**** DATA SHOWN ****
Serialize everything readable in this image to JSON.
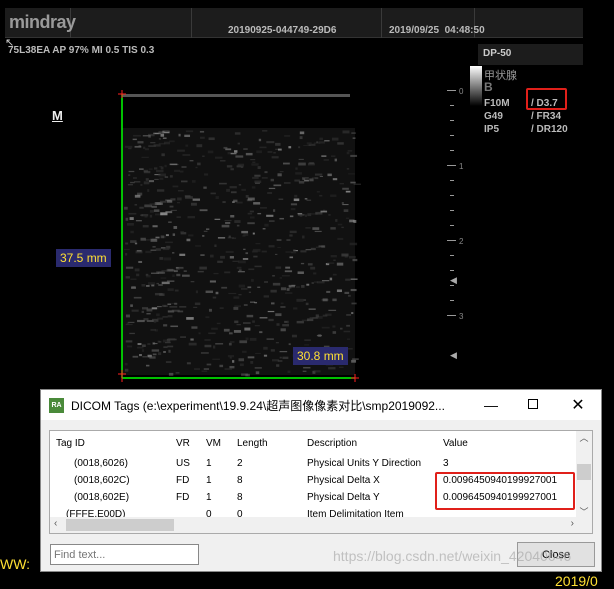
{
  "ultrasound": {
    "brand": "mindray",
    "exam_id": "20190925-044749-29D6",
    "datetime": "2019/09/25  04:48:50",
    "probe_info": "75L38EA  AP 97%  MI 0.5 TIS 0.3",
    "preset": "DP-50",
    "organ": "甲状腺",
    "mode": "B",
    "params_left": [
      "F10M",
      "G49",
      "IP5"
    ],
    "params_right": [
      "/ D3.7",
      "/ FR34",
      "/ DR120"
    ],
    "mode_marker": "M",
    "scale_labels": [
      "0",
      "1",
      "2",
      "3"
    ],
    "measure_vertical": "37.5 mm",
    "measure_horizontal": "30.8 mm",
    "bottom_left": "WW:",
    "bottom_right": "2019/0",
    "highlight_color": "#e0201a",
    "caliper_color": "#00ff00"
  },
  "dialog": {
    "icon_text": "RA",
    "title": "DICOM Tags (e:\\experiment\\19.9.24\\超声图像像素对比\\smp2019092...",
    "columns": [
      "Tag ID",
      "VR",
      "VM",
      "Length",
      "Description",
      "Value"
    ],
    "rows": [
      [
        "(0018,6026)",
        "US",
        "1",
        "2",
        "Physical Units Y Direction",
        "3"
      ],
      [
        "(0018,602C)",
        "FD",
        "1",
        "8",
        "Physical Delta X",
        "0.00964509401999270​01"
      ],
      [
        "(0018,602E)",
        "FD",
        "1",
        "8",
        "Physical Delta Y",
        "0.00964509401999270​01"
      ],
      [
        "(FFFE,E00D)",
        "",
        "0",
        "0",
        "Item Delimitation Item",
        ""
      ]
    ],
    "find_placeholder": "Find text...",
    "close_label": "Close",
    "watermark": "https://blog.csdn.net/weixin_42040046"
  }
}
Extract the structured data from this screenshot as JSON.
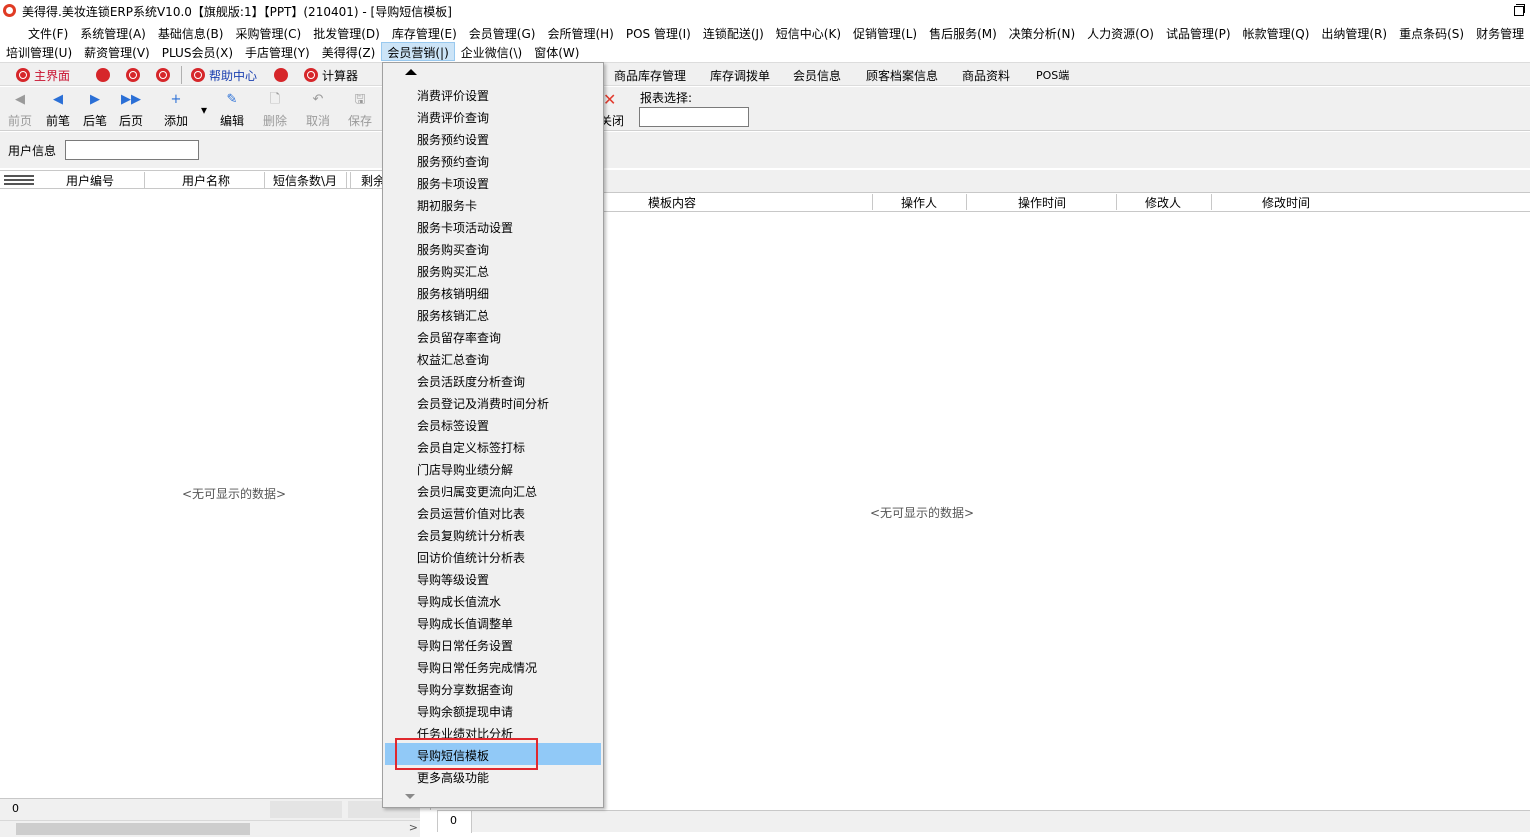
****
* **THE REQUEST**
Copy each line exactly, and leave the pictures out of your copy.

* **EXERCISE OUTPUT**
Serialize everything readable in this image to JSON.
{
  "ultrasound": {
    "brand": "mindray",
    "exam_id": "20190925-044749-29D6",
    "datetime": "2019/09/25  04:48:50",
    "probe_info": "75L38EA  AP 97%  MI 0.5 TIS 0.3",
    "preset": "DP-50",
    "organ": "甲状腺",
    "mode": "B",
    "params_left": [
      "F10M",
      "G49",
      "IP5"
    ],
    "params_right": [
      "/ D3.7",
      "/ FR34",
      "/ DR120"
    ],
    "mode_marker": "M",
    "scale_labels": [
      "0",
      "1",
      "2",
      "3"
    ],
    "measure_vertical": "37.5 mm",
    "measure_horizontal": "30.8 mm",
    "bottom_left": "WW:",
    "bottom_right": "2019/0",
    "highlight_color": "#e0201a",
    "caliper_color": "#00ff00"
  },
  "dialog": {
    "icon_text": "RA",
    "title": "DICOM Tags (e:\\experiment\\19.9.24\\超声图像像素对比\\smp2019092...",
    "columns": [
      "Tag ID",
      "VR",
      "VM",
      "Length",
      "Description",
      "Value"
    ],
    "rows": [
      [
        "(0018,6026)",
        "US",
        "1",
        "2",
        "Physical Units Y Direction",
        "3"
      ],
      [
        "(0018,602C)",
        "FD",
        "1",
        "8",
        "Physical Delta X",
        "0.00964509401999270​01"
      ],
      [
        "(0018,602E)",
        "FD",
        "1",
        "8",
        "Physical Delta Y",
        "0.00964509401999270​01"
      ],
      [
        "(FFFE,E00D)",
        "",
        "0",
        "0",
        "Item Delimitation Item",
        ""
      ]
    ],
    "find_placeholder": "Find text...",
    "close_label": "Close",
    "watermark": "https://blog.csdn.net/weixin_42040046"
  }
}
Extract the structured data from this screenshot as JSON.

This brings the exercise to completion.